YOUR TASK: From the entries below, copy every line that holds the word "title".

ENTRIES PROVIDED:
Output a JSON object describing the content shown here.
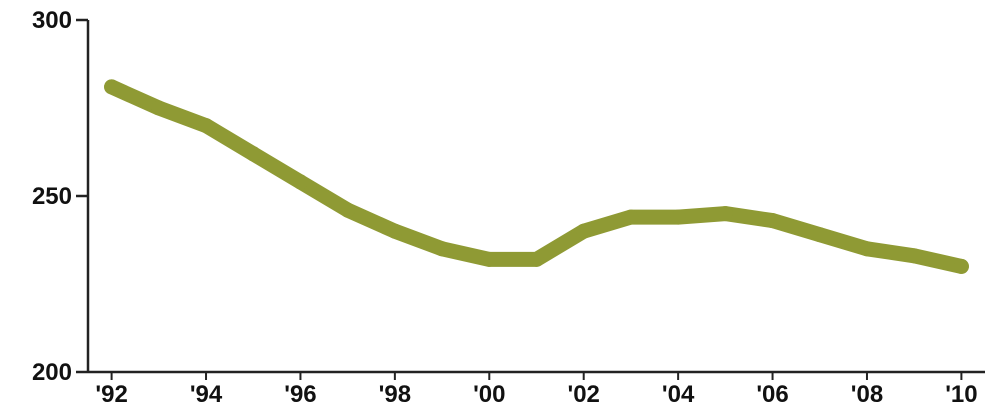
{
  "chart_data": {
    "type": "line",
    "title": "",
    "xlabel": "",
    "ylabel": "",
    "x": [
      1992,
      1993,
      1994,
      1995,
      1996,
      1997,
      1998,
      1999,
      2000,
      2001,
      2002,
      2003,
      2004,
      2005,
      2006,
      2007,
      2008,
      2009,
      2010
    ],
    "x_tick_values": [
      1992,
      1994,
      1996,
      1998,
      2000,
      2002,
      2004,
      2006,
      2008,
      2010
    ],
    "x_tick_labels": [
      "'92",
      "'94",
      "'96",
      "'98",
      "'00",
      "'02",
      "'04",
      "'06",
      "'08",
      "'10"
    ],
    "y_ticks": [
      200,
      250,
      300
    ],
    "ylim": [
      200,
      300
    ],
    "xlim": [
      1991.5,
      2010.5
    ],
    "grid": false,
    "series": [
      {
        "values": [
          281,
          275,
          270,
          262,
          254,
          246,
          240,
          235,
          232,
          232,
          240,
          244,
          244,
          245,
          243,
          239,
          235,
          233,
          230
        ],
        "color": "#8f9a34"
      }
    ]
  }
}
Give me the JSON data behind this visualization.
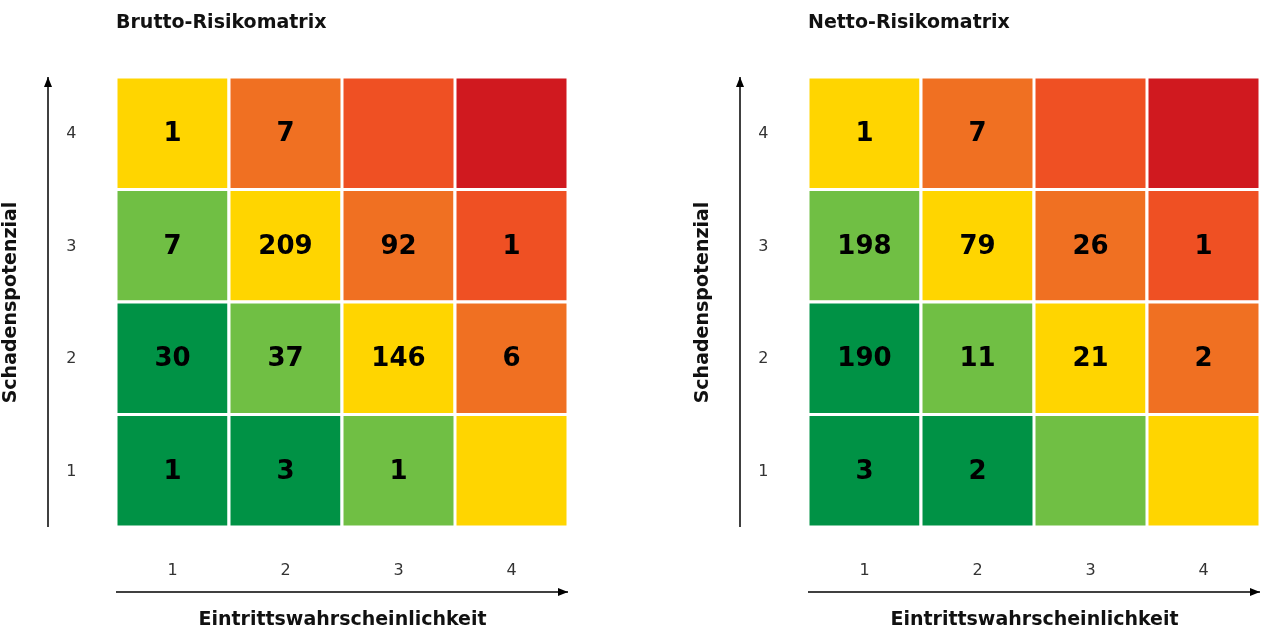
{
  "chart_data": [
    {
      "type": "heatmap",
      "title": "Brutto-Risikomatrix",
      "xlabel": "Eintrittswahrscheinlichkeit",
      "ylabel": "Schadenspotenzial",
      "categories": [
        "1",
        "2",
        "3",
        "4"
      ],
      "y_categories": [
        "4",
        "3",
        "2",
        "1"
      ],
      "cells": [
        [
          1,
          7,
          null,
          null
        ],
        [
          7,
          209,
          92,
          1
        ],
        [
          30,
          37,
          146,
          6
        ],
        [
          1,
          3,
          1,
          null
        ]
      ],
      "colors": [
        [
          "#ffd500",
          "#f07022",
          "#ef5023",
          "#d0191f"
        ],
        [
          "#70bf44",
          "#ffd500",
          "#f07022",
          "#ef5023"
        ],
        [
          "#009245",
          "#70bf44",
          "#ffd500",
          "#f07022"
        ],
        [
          "#009245",
          "#009245",
          "#70bf44",
          "#ffd500"
        ]
      ],
      "data_labels": true
    },
    {
      "type": "heatmap",
      "title": "Netto-Risikomatrix",
      "xlabel": "Eintrittswahrscheinlichkeit",
      "ylabel": "Schadenspotenzial",
      "categories": [
        "1",
        "2",
        "3",
        "4"
      ],
      "y_categories": [
        "4",
        "3",
        "2",
        "1"
      ],
      "cells": [
        [
          1,
          7,
          null,
          null
        ],
        [
          198,
          79,
          26,
          1
        ],
        [
          190,
          11,
          21,
          2
        ],
        [
          3,
          2,
          null,
          null
        ]
      ],
      "colors": [
        [
          "#ffd500",
          "#f07022",
          "#ef5023",
          "#d0191f"
        ],
        [
          "#70bf44",
          "#ffd500",
          "#f07022",
          "#ef5023"
        ],
        [
          "#009245",
          "#70bf44",
          "#ffd500",
          "#f07022"
        ],
        [
          "#009245",
          "#009245",
          "#70bf44",
          "#ffd500"
        ]
      ],
      "data_labels": true
    }
  ]
}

SOLUTION TO THIS PROBLEM:
    "title": "",
      "title": "Brutto-Risikomatrix",
      "title": "Netto-Risikomatrix",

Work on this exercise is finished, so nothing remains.